Source data:
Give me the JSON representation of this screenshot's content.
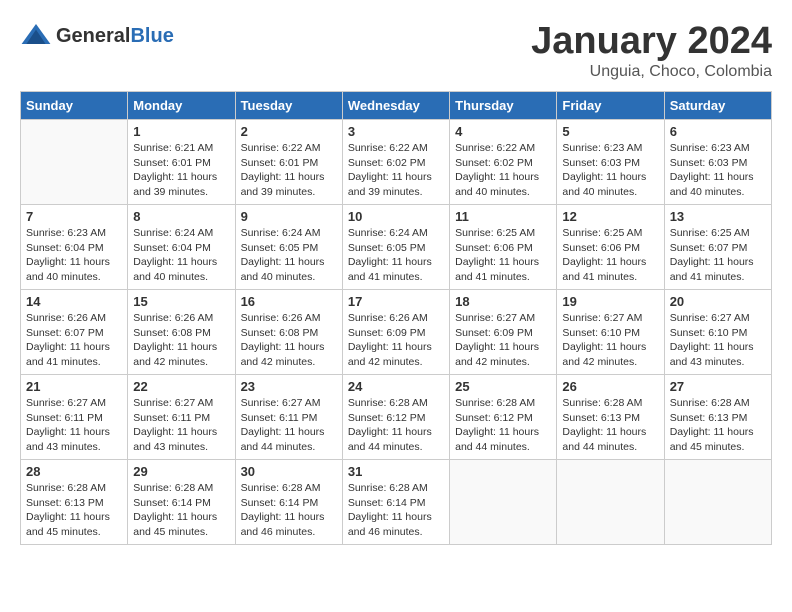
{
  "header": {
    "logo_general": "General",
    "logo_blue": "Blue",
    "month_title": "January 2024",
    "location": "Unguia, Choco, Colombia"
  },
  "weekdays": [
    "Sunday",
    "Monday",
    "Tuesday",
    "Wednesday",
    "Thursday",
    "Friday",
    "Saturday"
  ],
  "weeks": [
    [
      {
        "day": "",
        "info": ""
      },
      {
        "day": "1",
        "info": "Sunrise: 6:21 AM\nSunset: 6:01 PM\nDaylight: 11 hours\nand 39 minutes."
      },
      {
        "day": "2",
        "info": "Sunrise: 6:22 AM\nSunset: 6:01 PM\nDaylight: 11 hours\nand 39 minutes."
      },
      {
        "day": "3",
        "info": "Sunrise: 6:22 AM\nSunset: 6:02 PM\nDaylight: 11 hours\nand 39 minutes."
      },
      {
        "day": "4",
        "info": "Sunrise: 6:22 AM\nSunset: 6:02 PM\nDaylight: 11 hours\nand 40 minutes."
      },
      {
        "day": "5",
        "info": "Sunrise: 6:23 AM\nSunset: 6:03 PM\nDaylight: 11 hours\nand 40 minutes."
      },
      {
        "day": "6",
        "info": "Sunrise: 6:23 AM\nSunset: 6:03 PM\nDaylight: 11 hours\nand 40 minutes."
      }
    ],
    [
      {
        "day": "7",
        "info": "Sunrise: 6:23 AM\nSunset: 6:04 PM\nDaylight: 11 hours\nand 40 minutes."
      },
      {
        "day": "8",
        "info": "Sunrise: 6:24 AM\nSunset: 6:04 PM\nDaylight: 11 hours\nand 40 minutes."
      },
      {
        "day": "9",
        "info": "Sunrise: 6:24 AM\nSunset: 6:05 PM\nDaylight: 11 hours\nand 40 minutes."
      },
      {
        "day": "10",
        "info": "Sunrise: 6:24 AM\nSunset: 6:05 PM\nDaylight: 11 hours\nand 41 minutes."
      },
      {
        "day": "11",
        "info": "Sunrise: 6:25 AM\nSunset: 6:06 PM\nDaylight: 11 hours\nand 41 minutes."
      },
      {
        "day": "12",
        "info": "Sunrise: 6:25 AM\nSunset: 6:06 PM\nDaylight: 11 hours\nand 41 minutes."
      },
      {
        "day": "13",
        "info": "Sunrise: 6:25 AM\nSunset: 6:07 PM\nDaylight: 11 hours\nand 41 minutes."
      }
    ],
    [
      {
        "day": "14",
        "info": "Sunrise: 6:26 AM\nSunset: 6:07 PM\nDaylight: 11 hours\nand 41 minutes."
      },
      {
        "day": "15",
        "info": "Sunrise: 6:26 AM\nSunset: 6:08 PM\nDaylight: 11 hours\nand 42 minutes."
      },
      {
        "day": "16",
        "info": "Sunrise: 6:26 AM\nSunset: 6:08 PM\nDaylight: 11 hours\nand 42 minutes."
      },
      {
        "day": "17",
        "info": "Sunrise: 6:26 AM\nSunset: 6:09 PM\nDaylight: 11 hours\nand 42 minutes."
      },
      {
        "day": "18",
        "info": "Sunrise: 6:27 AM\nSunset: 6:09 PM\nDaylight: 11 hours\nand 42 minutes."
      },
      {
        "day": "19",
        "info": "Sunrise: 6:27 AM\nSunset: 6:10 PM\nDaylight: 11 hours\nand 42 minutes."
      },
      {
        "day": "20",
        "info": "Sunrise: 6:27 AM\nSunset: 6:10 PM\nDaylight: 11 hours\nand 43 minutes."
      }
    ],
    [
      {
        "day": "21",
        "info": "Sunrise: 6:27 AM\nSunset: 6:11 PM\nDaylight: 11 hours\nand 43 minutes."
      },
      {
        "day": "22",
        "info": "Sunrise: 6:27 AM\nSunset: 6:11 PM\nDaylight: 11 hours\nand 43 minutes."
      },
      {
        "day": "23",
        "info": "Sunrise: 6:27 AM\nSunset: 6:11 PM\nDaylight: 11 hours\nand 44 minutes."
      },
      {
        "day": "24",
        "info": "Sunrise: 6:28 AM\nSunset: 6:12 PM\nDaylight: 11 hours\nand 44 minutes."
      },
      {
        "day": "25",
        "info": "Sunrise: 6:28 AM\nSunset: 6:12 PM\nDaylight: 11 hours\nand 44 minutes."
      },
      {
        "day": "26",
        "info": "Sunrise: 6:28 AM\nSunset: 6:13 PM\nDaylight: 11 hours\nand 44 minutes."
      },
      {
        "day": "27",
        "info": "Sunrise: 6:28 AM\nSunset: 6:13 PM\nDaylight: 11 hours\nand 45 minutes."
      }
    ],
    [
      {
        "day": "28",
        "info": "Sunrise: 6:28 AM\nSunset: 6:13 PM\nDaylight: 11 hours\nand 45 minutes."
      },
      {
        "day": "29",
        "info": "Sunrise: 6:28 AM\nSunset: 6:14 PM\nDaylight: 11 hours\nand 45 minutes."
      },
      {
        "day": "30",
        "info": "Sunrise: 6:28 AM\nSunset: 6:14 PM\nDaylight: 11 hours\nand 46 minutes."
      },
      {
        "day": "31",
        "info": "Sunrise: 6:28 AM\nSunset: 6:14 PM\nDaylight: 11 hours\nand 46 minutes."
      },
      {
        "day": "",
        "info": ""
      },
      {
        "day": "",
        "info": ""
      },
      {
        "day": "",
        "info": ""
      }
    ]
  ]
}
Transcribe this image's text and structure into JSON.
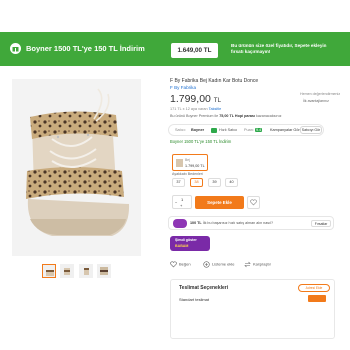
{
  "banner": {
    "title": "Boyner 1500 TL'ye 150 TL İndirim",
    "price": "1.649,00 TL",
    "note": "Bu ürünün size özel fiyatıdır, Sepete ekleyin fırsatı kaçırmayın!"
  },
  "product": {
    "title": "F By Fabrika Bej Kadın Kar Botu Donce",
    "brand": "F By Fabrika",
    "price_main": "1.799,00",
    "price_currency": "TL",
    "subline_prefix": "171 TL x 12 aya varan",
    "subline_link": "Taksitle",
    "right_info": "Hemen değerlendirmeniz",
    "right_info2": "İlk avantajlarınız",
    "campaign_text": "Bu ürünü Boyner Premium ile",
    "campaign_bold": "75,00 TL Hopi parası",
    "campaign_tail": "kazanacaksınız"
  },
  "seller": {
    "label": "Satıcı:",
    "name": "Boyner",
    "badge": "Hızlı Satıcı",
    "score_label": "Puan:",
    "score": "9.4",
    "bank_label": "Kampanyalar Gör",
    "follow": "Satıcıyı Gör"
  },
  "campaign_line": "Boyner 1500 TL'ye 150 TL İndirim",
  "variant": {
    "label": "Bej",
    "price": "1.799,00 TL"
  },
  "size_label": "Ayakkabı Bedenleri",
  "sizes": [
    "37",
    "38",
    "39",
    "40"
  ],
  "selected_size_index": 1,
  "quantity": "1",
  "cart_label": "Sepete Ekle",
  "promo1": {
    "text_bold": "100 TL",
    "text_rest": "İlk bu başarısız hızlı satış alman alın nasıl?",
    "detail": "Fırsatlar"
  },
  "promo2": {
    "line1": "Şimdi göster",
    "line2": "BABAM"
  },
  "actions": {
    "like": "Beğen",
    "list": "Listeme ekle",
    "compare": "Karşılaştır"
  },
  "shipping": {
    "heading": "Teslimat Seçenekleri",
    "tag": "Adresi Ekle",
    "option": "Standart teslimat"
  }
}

--

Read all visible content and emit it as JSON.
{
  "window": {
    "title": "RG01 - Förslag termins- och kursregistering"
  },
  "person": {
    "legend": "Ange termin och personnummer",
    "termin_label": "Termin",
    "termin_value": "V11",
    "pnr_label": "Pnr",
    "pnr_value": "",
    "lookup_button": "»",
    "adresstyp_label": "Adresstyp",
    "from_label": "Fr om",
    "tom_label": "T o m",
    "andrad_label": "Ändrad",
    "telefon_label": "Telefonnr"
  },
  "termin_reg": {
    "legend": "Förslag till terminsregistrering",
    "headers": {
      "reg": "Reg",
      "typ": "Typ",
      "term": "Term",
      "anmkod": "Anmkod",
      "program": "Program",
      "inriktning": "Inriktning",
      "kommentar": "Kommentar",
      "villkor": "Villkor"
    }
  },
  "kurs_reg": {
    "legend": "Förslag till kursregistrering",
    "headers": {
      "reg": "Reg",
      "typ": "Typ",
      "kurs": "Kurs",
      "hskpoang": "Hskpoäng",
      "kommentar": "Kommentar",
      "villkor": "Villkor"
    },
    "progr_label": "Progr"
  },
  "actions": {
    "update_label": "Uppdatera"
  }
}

* **WHAT THIS TASK INVOLVES**: Collect the lines of the records that include the string "İndirim".

* **WRITTEN SOLUTION**:
    "title": "Boyner 1500 TL'ye 150 TL İndirim",
  "campaign_line": "Boyner 1500 TL'ye 150 TL İndirim",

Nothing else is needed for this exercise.